Stored data
————
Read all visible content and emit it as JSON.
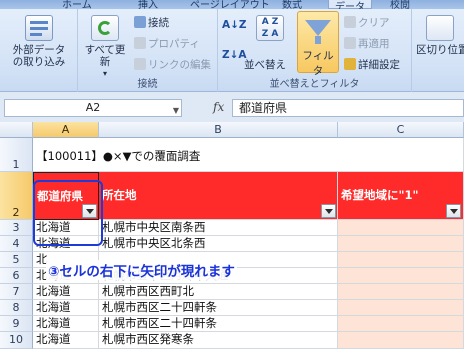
{
  "ribbon_tabs": [
    "ホーム",
    "挿入",
    "ページレイアウト",
    "数式",
    "データ",
    "校閲"
  ],
  "groups": {
    "external": {
      "label": "外部データの取り込み"
    },
    "connections": {
      "label": "接続",
      "refresh": "すべて更新",
      "connect": "接続",
      "properties": "プロパティ",
      "edit_links": "リンクの編集"
    },
    "sort_filter": {
      "label": "並べ替えとフィルタ",
      "sort": "並べ替え",
      "filter": "フィルタ",
      "clear": "クリア",
      "reapply": "再適用",
      "advanced": "詳細設定"
    },
    "data_tools": {
      "label": "区切り位置"
    }
  },
  "formula_bar": {
    "name_box": "A2",
    "fx": "fx",
    "formula": "都道府県"
  },
  "columns": [
    "A",
    "B",
    "C"
  ],
  "rows": [
    {
      "num": "1",
      "a": "【100011】●×▼での覆面調査",
      "b": "",
      "c": ""
    },
    {
      "num": "2",
      "a": "都道府県",
      "b": "所在地",
      "c": "希望地域に\"1\""
    },
    {
      "num": "3",
      "a": "北海道",
      "b": "札幌市中央区南条西",
      "c": ""
    },
    {
      "num": "4",
      "a": "北海道",
      "b": "札幌市中央区北条西",
      "c": ""
    },
    {
      "num": "5",
      "a": "北",
      "b": "",
      "c": ""
    },
    {
      "num": "6",
      "a": "北海道",
      "b": "札幌市豊平区月寒中央通",
      "c": ""
    },
    {
      "num": "7",
      "a": "北海道",
      "b": "札幌市西区西町北",
      "c": ""
    },
    {
      "num": "8",
      "a": "北海道",
      "b": "札幌市西区二十四軒条",
      "c": ""
    },
    {
      "num": "9",
      "a": "北海道",
      "b": "札幌市西区二十四軒条",
      "c": ""
    },
    {
      "num": "10",
      "a": "北海道",
      "b": "札幌市西区発寒条",
      "c": ""
    }
  ],
  "callout": "③セルの右下に矢印が現れます",
  "colors": {
    "header_red": "#ff2b2b",
    "callout_blue": "#1a32d9",
    "peach": "#fde4d6"
  }
}
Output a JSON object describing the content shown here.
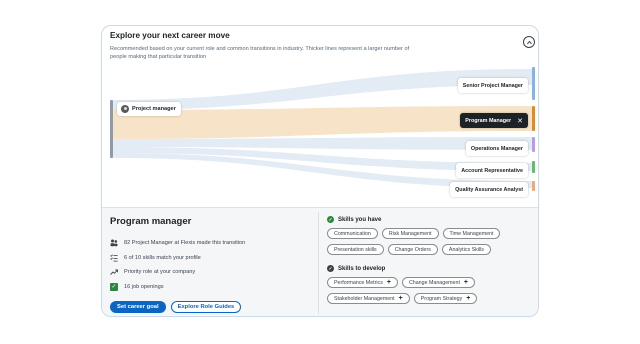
{
  "header": {
    "title": "Explore your next career move",
    "subtitle": "Recommended based on your current role and common transitions in industry. Thicker lines represent a larger number of people making that particular transition"
  },
  "flow": {
    "source": {
      "label": "Project manager",
      "color": "#8f9bab"
    },
    "targets": [
      {
        "label": "Senior Project Manager",
        "color": "#7fb5e8",
        "active": false
      },
      {
        "label": "Program Manager",
        "color": "#e58a1f",
        "active": true
      },
      {
        "label": "Operations Manager",
        "color": "#b79be6",
        "active": false
      },
      {
        "label": "Account Representative",
        "color": "#5fbf6a",
        "active": false
      },
      {
        "label": "Quality Assurance Analyst",
        "color": "#f0a877",
        "active": false
      }
    ],
    "close_symbol": "✕"
  },
  "detail": {
    "role_title": "Program manager",
    "info": [
      {
        "icon": "people-icon",
        "text": "82 Project Manager at Flexis made this transition"
      },
      {
        "icon": "checklist-icon",
        "text": "6 of 10 skills match your profile"
      },
      {
        "icon": "trending-up-icon",
        "text": "Priority role at your company"
      },
      {
        "icon": "job-check-icon",
        "text": "16 job openings"
      }
    ],
    "primary_button": "Set career goal",
    "secondary_button": "Explore Role Guides"
  },
  "skills_have": {
    "heading": "Skills you have",
    "items": [
      "Communication",
      "Risk Management",
      "Time Management",
      "Presentation skills",
      "Change Orders",
      "Analytics Skills"
    ]
  },
  "skills_develop": {
    "heading": "Skills to develop",
    "items": [
      "Performance Metrics",
      "Change Management",
      "Stakeholder Management",
      "Program Strategy"
    ],
    "add_symbol": "+"
  },
  "colors": {
    "accent": "#0a66c2",
    "success": "#2e8540"
  }
}
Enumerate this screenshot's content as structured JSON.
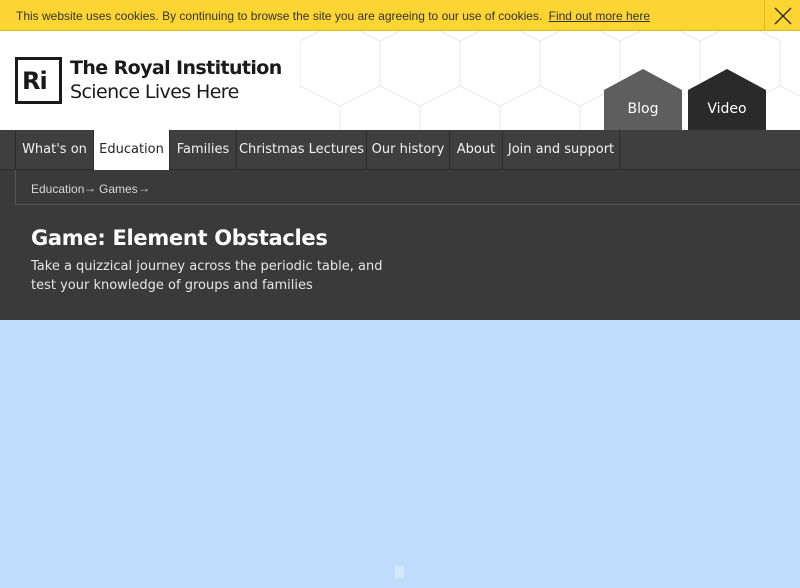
{
  "cookie": {
    "message": "This website uses cookies. By continuing to browse the site you are agreeing to our use of cookies.",
    "link_label": "Find out more here",
    "close_icon": "close-icon"
  },
  "header": {
    "logo_mark": "Ri",
    "logo_line1": "The Royal Institution",
    "logo_line2": "Science Lives Here",
    "blog_label": "Blog",
    "video_label": "Video"
  },
  "nav": {
    "items": [
      {
        "label": "What's on"
      },
      {
        "label": "Education"
      },
      {
        "label": "Families"
      },
      {
        "label": "Christmas Lectures"
      },
      {
        "label": "Our history"
      },
      {
        "label": "About"
      },
      {
        "label": "Join and support"
      }
    ],
    "active": "Education"
  },
  "breadcrumb": {
    "items": [
      {
        "label": "Education"
      },
      {
        "label": "Games"
      }
    ],
    "separator": "→"
  },
  "page": {
    "title": "Game: Element Obstacles",
    "description": "Take a quizzical journey across the periodic table, and test your knowledge of groups and families"
  },
  "colors": {
    "cookie_bar": "#fcd533",
    "nav_bg": "#3f3f3f",
    "subheader_bg": "#3a3a3a",
    "game_bg": "#c0dcfd",
    "blog_hex": "#5e5e5e",
    "video_hex": "#2a2a2a"
  }
}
————
**What needs to be done**
Gather up the lines that contain the word "content".

**Answer to the exercise**
Read all visible content and emit it as JSON.
Output a JSON object describing the content shown here.
Enumerate this screenshot's content as structured JSON.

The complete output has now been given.